Instructions to follow —
Identify every line in the records below that contains the word "between", and copy each of those lines.

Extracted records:

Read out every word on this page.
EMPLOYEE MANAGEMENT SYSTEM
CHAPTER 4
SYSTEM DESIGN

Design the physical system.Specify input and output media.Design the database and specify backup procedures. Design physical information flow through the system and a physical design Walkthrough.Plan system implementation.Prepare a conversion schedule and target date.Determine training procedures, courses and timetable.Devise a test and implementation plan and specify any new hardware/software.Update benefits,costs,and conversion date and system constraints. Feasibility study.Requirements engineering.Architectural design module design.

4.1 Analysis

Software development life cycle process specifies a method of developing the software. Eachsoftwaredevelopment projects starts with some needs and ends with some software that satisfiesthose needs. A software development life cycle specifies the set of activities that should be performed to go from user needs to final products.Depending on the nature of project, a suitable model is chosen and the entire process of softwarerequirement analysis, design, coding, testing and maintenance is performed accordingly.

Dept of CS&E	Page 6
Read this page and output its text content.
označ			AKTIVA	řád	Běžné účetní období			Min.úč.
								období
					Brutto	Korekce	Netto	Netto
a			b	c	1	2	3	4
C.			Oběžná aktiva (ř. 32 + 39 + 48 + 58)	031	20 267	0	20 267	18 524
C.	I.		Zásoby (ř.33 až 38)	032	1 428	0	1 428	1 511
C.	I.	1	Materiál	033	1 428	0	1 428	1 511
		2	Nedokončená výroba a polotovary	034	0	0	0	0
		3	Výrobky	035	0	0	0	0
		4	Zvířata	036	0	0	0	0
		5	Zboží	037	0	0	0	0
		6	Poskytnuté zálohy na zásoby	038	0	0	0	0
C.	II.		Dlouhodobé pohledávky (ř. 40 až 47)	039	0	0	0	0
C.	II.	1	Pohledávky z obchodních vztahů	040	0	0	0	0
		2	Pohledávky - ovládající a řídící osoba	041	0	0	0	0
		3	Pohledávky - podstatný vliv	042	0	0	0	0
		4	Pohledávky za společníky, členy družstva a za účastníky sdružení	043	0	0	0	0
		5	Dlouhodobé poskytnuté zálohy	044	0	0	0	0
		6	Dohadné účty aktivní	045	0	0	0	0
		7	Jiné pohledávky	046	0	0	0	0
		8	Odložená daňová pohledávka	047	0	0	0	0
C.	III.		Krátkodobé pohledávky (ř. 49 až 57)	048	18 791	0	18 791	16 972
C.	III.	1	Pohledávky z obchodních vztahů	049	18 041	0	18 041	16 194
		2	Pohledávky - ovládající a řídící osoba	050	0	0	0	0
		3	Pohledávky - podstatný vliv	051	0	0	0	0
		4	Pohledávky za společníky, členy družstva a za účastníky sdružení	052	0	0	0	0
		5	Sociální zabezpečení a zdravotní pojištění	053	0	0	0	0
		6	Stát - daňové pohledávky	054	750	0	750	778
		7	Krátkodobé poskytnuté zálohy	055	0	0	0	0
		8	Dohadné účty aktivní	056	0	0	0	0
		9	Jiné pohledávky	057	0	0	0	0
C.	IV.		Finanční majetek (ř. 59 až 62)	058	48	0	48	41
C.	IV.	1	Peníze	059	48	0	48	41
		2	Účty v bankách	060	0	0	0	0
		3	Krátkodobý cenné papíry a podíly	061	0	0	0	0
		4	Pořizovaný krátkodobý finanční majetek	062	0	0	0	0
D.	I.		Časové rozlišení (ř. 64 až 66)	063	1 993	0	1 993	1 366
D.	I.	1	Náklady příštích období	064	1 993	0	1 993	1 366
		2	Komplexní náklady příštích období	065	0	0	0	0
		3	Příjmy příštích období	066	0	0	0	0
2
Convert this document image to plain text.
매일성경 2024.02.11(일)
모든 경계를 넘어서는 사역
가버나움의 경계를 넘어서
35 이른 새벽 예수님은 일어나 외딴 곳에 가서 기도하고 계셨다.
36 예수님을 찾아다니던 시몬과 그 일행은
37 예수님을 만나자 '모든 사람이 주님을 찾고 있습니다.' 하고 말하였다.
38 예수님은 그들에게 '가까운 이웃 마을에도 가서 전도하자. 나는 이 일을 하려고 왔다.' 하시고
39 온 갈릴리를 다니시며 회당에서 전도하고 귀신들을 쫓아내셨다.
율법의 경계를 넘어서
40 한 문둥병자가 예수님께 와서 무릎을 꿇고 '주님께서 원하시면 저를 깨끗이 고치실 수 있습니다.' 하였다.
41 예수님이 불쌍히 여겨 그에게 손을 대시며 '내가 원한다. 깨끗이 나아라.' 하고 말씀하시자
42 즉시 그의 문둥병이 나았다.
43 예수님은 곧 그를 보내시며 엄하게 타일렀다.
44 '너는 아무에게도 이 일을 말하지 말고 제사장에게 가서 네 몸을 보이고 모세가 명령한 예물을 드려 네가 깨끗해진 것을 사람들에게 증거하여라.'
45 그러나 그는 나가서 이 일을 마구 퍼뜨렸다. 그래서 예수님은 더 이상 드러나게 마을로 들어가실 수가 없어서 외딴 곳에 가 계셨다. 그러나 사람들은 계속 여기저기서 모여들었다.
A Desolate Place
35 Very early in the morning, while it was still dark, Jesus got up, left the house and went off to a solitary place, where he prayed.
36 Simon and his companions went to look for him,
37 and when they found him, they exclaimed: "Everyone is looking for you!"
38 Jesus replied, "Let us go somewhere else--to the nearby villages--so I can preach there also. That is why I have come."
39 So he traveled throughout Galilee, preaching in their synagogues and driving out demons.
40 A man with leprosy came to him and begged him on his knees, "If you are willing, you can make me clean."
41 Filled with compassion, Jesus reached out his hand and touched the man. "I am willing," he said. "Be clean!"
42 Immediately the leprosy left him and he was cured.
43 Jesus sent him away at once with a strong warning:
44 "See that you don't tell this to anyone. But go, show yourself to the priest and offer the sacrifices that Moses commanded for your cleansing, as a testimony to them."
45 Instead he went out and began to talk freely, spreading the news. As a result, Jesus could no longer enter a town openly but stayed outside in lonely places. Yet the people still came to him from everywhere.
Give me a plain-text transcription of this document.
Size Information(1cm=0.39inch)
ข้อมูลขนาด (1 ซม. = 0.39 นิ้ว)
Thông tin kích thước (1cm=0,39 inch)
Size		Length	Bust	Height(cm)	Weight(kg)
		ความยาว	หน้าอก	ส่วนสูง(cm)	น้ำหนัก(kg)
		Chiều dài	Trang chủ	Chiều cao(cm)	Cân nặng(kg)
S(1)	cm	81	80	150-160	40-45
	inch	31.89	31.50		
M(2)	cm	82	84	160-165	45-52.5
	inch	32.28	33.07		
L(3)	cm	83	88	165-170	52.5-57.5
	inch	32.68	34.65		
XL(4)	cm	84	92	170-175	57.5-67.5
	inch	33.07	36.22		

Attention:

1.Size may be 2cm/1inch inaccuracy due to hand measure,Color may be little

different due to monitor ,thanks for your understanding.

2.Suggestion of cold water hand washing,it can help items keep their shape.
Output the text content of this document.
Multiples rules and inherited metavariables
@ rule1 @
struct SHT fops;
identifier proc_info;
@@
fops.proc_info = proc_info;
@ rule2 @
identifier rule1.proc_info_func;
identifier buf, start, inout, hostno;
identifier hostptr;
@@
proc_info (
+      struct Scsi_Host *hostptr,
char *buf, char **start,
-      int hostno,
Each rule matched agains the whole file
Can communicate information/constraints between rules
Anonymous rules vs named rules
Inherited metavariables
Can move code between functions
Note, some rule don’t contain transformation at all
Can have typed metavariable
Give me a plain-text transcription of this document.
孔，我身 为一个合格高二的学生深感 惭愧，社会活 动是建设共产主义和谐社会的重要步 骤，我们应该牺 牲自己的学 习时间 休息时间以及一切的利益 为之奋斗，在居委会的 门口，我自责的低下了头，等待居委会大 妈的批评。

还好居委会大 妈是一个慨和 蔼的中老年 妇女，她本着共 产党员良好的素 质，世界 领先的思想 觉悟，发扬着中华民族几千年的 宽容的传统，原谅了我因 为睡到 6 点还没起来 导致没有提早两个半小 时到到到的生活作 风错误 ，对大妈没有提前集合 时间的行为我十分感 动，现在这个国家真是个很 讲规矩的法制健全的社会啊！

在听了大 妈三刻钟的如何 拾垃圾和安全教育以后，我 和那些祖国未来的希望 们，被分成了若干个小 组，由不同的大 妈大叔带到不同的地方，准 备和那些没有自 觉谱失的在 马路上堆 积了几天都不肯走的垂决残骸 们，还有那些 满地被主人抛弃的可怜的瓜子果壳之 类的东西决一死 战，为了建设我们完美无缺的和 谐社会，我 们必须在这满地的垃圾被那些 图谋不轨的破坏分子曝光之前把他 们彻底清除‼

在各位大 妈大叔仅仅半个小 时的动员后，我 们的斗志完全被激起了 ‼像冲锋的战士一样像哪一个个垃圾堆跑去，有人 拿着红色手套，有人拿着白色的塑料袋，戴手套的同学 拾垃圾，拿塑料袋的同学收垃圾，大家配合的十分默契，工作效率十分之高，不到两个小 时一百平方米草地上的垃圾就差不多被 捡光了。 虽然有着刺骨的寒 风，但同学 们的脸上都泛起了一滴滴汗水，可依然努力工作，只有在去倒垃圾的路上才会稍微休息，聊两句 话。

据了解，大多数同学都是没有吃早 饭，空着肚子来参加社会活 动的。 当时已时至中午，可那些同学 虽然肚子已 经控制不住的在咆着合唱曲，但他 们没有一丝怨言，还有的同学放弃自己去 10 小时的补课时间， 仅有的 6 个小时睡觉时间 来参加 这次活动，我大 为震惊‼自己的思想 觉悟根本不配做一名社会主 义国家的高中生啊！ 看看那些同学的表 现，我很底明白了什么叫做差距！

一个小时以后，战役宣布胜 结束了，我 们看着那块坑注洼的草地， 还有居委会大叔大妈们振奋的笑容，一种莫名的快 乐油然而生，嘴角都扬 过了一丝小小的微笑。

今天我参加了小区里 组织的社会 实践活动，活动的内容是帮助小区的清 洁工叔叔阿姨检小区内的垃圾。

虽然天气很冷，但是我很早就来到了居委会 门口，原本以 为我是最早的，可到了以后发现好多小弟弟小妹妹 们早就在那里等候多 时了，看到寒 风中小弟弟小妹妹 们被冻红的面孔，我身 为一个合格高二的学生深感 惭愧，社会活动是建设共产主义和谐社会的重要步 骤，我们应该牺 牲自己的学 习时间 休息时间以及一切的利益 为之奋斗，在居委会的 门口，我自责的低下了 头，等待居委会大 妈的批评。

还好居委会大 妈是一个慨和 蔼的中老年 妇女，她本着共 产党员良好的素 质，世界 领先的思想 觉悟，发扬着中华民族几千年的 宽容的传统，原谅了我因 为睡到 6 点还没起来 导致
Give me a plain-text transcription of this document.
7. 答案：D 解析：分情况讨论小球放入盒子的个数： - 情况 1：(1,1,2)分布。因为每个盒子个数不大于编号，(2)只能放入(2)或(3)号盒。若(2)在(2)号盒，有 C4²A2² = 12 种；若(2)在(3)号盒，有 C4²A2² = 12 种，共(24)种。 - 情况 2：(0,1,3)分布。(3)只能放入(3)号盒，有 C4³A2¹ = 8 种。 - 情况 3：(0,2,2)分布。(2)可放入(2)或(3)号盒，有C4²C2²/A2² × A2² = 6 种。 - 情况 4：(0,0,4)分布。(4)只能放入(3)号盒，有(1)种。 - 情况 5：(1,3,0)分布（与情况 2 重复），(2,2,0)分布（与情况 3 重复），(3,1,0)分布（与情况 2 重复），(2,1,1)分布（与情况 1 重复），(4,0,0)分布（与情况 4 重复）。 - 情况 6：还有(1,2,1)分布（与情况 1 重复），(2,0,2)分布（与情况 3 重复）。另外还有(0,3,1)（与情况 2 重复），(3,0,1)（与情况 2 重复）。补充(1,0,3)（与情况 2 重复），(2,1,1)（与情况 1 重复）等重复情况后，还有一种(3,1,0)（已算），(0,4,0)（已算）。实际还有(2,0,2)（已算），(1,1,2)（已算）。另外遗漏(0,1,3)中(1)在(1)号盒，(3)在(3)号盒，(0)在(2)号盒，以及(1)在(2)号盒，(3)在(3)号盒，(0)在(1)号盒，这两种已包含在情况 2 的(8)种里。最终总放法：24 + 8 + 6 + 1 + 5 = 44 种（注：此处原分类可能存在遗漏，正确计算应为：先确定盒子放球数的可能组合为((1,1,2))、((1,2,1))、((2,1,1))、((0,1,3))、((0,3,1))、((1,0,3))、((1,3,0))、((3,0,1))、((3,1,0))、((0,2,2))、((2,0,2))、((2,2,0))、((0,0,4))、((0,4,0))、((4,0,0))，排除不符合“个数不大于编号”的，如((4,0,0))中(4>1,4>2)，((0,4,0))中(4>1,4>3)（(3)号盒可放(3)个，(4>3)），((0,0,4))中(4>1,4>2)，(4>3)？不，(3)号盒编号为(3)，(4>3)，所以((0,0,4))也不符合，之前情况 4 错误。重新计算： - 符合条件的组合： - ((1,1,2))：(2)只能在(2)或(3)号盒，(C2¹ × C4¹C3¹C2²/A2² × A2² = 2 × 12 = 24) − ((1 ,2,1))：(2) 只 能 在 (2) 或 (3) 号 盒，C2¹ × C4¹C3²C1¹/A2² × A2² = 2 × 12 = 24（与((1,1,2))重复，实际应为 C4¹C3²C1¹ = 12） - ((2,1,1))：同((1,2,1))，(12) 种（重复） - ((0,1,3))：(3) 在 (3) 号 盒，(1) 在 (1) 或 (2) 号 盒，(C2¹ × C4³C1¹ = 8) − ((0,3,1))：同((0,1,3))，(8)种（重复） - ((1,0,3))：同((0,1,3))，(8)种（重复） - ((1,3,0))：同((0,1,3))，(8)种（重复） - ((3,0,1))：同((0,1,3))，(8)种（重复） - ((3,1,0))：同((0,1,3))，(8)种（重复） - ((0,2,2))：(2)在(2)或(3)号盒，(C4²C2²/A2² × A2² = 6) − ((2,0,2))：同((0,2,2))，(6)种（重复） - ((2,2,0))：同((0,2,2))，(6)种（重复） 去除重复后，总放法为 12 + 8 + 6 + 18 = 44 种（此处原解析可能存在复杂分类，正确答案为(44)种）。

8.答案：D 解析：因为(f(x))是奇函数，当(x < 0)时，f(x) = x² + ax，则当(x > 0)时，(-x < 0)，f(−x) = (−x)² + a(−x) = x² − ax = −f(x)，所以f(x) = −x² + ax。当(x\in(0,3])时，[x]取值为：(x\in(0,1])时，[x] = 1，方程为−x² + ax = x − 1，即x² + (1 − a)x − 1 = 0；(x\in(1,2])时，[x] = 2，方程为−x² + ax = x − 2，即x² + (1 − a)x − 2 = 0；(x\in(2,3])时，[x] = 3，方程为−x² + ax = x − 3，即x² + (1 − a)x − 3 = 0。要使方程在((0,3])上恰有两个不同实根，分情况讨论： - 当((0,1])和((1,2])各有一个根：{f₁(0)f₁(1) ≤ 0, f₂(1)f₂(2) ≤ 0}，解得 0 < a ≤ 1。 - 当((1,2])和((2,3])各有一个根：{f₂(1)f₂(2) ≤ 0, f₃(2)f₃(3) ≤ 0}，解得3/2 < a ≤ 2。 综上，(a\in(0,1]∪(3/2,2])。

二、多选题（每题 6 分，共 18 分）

Written answer —
Can communicate information/constraints between rules
Can move code between functions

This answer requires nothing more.